● **Task to complete**
Pictures stay out of the copy; restate everything else in the material exactly.
───
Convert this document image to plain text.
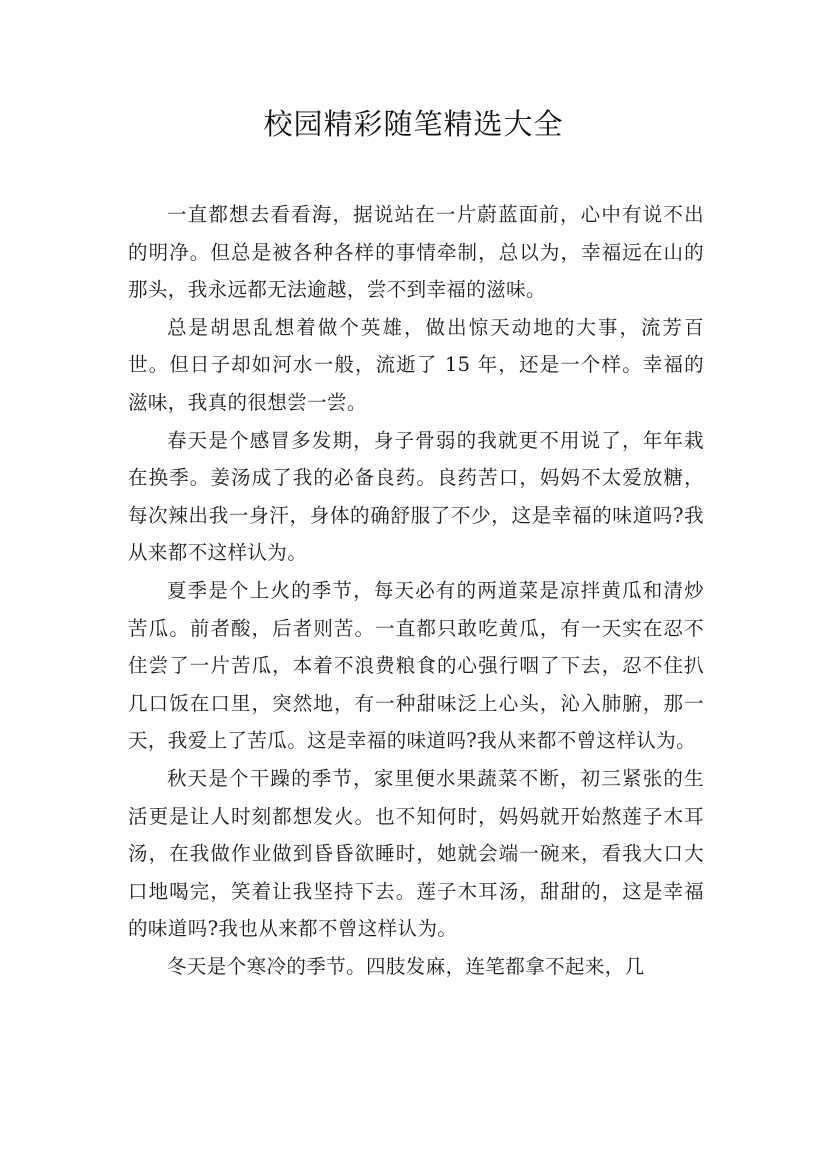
校园精彩随笔精选大全

一直都想去看看海，据说站在一片蔚蓝面前，心中有说不出的明净。但总是被各种各样的事情牵制，总以为，幸福远在山的那头，我永远都无法逾越，尝不到幸福的滋味。

总是胡思乱想着做个英雄，做出惊天动地的大事，流芳百世。但日子却如河水一般，流逝了 15 年，还是一个样。幸福的滋味，我真的很想尝一尝。

春天是个感冒多发期，身子骨弱的我就更不用说了，年年栽在换季。姜汤成了我的必备良药。良药苦口，妈妈不太爱放糖，每次辣出我一身汗，身体的确舒服了不少，这是幸福的味道吗?我从来都不这样认为。

夏季是个上火的季节，每天必有的两道菜是凉拌黄瓜和清炒苦瓜。前者酸，后者则苦。一直都只敢吃黄瓜，有一天实在忍不住尝了一片苦瓜，本着不浪费粮食的心强行咽了下去，忍不住扒几口饭在口里，突然地，有一种甜味泛上心头，沁入肺腑，那一天，我爱上了苦瓜。这是幸福的味道吗?我从来都不曾这样认为。

秋天是个干躁的季节，家里便水果蔬菜不断，初三紧张的生活更是让人时刻都想发火。也不知何时，妈妈就开始熬莲子木耳汤，在我做作业做到昏昏欲睡时，她就会端一碗来，看我大口大口地喝完，笑着让我坚持下去。莲子木耳汤，甜甜的，这是幸福的味道吗?我也从来都不曾这样认为。

冬天是个寒冷的季节。四肢发麻，连笔都拿不起来，几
───
● **Response to this exercise**
Convert this document image to plain text.
校园精彩随笔精选大全

一直都想去看看海，据说站在一片蔚蓝面前，心中有说不出的明净。但总是被各种各样的事情牵制，总以为，幸福远在山的那头，我永远都无法逾越，尝不到幸福的滋味。

总是胡思乱想着做个英雄，做出惊天动地的大事，流芳百世。但日子却如河水一般，流逝了 15 年，还是一个样。幸福的滋味，我真的很想尝一尝。

春天是个感冒多发期，身子骨弱的我就更不用说了，年年栽在换季。姜汤成了我的必备良药。良药苦口，妈妈不太爱放糖，每次辣出我一身汗，身体的确舒服了不少，这是幸福的味道吗?我从来都不这样认为。

夏季是个上火的季节，每天必有的两道菜是凉拌黄瓜和清炒苦瓜。前者酸，后者则苦。一直都只敢吃黄瓜，有一天实在忍不住尝了一片苦瓜，本着不浪费粮食的心强行咽了下去，忍不住扒几口饭在口里，突然地，有一种甜味泛上心头，沁入肺腑，那一天，我爱上了苦瓜。这是幸福的味道吗?我从来都不曾这样认为。

秋天是个干躁的季节，家里便水果蔬菜不断，初三紧张的生活更是让人时刻都想发火。也不知何时，妈妈就开始熬莲子木耳汤，在我做作业做到昏昏欲睡时，她就会端一碗来，看我大口大口地喝完，笑着让我坚持下去。莲子木耳汤，甜甜的，这是幸福的味道吗?我也从来都不曾这样认为。

冬天是个寒冷的季节。四肢发麻，连笔都拿不起来，几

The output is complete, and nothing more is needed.